Records from a collection of figures
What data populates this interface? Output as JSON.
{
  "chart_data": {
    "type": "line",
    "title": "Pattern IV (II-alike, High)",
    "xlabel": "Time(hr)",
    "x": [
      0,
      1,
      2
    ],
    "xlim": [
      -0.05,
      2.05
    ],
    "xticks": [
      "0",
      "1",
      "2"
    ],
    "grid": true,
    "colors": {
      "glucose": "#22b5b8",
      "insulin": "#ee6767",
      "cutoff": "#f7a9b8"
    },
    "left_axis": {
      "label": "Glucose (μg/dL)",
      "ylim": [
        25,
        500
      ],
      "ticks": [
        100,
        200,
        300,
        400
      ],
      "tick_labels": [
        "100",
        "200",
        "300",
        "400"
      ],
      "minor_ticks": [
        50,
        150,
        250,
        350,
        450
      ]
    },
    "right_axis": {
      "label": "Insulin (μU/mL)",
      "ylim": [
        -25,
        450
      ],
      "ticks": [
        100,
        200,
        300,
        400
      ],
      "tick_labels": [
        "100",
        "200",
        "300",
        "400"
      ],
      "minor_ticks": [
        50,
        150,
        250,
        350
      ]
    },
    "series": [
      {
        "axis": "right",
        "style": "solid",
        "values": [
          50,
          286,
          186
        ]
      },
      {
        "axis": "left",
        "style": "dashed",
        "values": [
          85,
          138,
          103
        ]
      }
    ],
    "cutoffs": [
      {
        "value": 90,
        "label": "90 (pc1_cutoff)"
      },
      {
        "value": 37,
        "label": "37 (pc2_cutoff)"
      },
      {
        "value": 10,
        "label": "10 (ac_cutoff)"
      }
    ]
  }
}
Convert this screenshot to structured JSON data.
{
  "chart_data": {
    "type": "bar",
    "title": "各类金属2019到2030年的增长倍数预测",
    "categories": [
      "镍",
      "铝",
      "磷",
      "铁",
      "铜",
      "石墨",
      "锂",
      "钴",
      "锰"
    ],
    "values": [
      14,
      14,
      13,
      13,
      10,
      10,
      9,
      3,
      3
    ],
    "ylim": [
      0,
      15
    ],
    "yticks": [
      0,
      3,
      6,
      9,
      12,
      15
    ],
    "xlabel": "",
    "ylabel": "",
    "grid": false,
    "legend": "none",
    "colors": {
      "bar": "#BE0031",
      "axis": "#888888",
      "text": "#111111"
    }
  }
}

The request> Count every line of the records that holds the string "title". Write only the total.

Exercise answer> 2